Information supplied:
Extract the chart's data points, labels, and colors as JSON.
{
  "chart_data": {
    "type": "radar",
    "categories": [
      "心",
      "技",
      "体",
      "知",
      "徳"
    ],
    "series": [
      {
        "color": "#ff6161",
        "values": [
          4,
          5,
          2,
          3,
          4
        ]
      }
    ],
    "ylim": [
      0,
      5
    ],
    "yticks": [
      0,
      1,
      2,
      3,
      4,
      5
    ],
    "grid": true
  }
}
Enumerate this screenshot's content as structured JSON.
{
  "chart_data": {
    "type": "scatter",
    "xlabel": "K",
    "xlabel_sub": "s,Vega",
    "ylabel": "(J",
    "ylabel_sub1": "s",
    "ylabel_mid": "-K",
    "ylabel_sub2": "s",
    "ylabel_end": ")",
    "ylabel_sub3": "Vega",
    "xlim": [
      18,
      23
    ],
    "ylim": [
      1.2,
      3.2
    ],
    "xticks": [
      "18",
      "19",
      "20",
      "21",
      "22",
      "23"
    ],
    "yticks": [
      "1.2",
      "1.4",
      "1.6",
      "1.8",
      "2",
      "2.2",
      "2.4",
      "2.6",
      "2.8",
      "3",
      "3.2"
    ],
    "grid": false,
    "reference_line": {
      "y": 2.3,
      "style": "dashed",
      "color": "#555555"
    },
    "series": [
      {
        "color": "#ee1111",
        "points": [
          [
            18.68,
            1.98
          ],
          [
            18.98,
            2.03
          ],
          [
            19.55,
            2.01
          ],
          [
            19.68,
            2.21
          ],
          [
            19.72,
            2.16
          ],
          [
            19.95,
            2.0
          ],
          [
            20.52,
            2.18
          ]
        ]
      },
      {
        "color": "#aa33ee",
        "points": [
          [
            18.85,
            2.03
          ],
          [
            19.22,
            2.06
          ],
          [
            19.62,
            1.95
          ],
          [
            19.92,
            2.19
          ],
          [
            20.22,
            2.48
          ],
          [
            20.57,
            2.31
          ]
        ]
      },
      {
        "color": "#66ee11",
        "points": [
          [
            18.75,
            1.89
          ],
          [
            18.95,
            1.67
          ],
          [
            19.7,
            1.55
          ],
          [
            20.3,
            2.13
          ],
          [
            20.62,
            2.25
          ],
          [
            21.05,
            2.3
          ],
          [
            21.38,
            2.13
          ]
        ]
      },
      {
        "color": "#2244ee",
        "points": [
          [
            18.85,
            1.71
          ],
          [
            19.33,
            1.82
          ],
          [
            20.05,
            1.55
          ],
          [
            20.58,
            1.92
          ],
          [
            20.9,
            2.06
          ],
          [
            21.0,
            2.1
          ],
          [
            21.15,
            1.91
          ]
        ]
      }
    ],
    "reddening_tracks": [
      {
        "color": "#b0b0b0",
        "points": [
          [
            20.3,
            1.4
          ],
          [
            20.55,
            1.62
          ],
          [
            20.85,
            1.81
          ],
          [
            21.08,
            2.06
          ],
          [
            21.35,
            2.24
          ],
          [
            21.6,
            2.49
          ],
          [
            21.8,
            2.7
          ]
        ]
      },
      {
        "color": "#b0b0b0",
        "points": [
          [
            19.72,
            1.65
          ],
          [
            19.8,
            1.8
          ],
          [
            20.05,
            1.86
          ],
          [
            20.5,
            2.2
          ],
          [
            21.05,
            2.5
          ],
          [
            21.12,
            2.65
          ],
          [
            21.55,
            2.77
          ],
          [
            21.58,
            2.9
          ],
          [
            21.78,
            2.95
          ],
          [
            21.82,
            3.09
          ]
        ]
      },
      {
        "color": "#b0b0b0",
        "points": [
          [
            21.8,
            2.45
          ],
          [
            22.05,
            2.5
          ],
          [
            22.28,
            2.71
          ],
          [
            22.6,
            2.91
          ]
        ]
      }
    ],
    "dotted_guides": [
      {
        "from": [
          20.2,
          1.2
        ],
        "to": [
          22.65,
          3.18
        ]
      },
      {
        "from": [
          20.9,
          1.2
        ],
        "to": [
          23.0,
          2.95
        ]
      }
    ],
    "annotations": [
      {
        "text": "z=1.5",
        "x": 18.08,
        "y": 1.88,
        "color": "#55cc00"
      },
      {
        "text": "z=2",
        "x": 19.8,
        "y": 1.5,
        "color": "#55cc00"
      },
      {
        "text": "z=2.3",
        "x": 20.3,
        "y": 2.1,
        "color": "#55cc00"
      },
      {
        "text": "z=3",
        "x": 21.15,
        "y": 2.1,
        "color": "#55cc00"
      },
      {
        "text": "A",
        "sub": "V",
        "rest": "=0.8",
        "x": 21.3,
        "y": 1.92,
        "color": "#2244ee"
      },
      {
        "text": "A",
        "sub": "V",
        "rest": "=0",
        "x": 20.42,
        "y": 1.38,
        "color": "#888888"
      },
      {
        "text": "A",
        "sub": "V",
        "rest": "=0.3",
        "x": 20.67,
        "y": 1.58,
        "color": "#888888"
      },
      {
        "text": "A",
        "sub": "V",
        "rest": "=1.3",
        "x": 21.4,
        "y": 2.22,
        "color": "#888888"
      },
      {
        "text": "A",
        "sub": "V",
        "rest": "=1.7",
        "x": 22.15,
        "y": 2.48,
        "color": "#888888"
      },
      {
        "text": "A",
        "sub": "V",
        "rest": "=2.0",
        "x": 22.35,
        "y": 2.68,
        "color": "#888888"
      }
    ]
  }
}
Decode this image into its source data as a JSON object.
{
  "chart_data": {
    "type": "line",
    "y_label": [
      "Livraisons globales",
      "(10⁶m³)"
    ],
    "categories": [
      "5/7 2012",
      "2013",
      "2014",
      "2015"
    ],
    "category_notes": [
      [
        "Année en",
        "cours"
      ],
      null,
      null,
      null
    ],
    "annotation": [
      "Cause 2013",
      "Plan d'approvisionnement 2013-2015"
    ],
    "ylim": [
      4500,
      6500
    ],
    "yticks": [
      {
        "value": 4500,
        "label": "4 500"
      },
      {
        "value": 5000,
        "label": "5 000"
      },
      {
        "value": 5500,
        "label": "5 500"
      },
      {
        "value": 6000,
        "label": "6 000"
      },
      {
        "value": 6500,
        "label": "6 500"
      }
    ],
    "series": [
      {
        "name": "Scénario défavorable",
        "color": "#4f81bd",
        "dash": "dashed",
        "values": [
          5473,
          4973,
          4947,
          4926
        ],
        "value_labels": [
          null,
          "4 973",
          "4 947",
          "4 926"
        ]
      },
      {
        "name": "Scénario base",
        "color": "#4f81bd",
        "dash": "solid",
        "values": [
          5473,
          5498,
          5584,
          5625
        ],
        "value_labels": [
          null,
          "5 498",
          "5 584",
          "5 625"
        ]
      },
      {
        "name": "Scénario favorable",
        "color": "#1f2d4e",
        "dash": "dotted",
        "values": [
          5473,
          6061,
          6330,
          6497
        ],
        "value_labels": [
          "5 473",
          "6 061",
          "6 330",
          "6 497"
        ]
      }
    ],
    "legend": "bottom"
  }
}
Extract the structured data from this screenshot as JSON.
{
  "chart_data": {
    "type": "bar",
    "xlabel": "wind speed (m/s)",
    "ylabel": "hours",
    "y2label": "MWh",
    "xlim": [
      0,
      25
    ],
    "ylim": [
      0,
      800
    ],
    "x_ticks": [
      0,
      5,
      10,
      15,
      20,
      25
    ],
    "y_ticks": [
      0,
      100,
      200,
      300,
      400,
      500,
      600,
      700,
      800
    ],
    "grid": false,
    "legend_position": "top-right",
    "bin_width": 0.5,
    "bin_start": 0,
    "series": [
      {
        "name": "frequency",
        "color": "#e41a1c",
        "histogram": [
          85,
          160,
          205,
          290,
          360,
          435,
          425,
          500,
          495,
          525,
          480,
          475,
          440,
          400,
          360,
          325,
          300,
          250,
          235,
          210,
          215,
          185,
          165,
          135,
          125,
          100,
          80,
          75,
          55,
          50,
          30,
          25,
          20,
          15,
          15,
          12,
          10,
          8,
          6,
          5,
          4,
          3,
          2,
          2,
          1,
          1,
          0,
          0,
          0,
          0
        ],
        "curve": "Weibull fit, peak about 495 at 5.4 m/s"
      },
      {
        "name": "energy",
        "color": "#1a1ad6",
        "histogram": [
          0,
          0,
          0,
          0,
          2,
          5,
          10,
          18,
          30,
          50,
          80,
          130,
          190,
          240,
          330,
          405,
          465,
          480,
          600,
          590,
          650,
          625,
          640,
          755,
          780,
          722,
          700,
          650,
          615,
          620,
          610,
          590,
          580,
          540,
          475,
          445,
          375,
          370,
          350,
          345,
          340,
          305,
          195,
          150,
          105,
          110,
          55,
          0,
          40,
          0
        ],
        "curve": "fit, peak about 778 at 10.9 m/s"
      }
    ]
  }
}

Given task: Gather from the entries above all lines that include the string "rest".

Output of the task:
        "rest": "=0.8",
        "rest": "=0",
        "rest": "=0.3",
        "rest": "=1.3",
        "rest": "=1.7",
        "rest": "=2.0",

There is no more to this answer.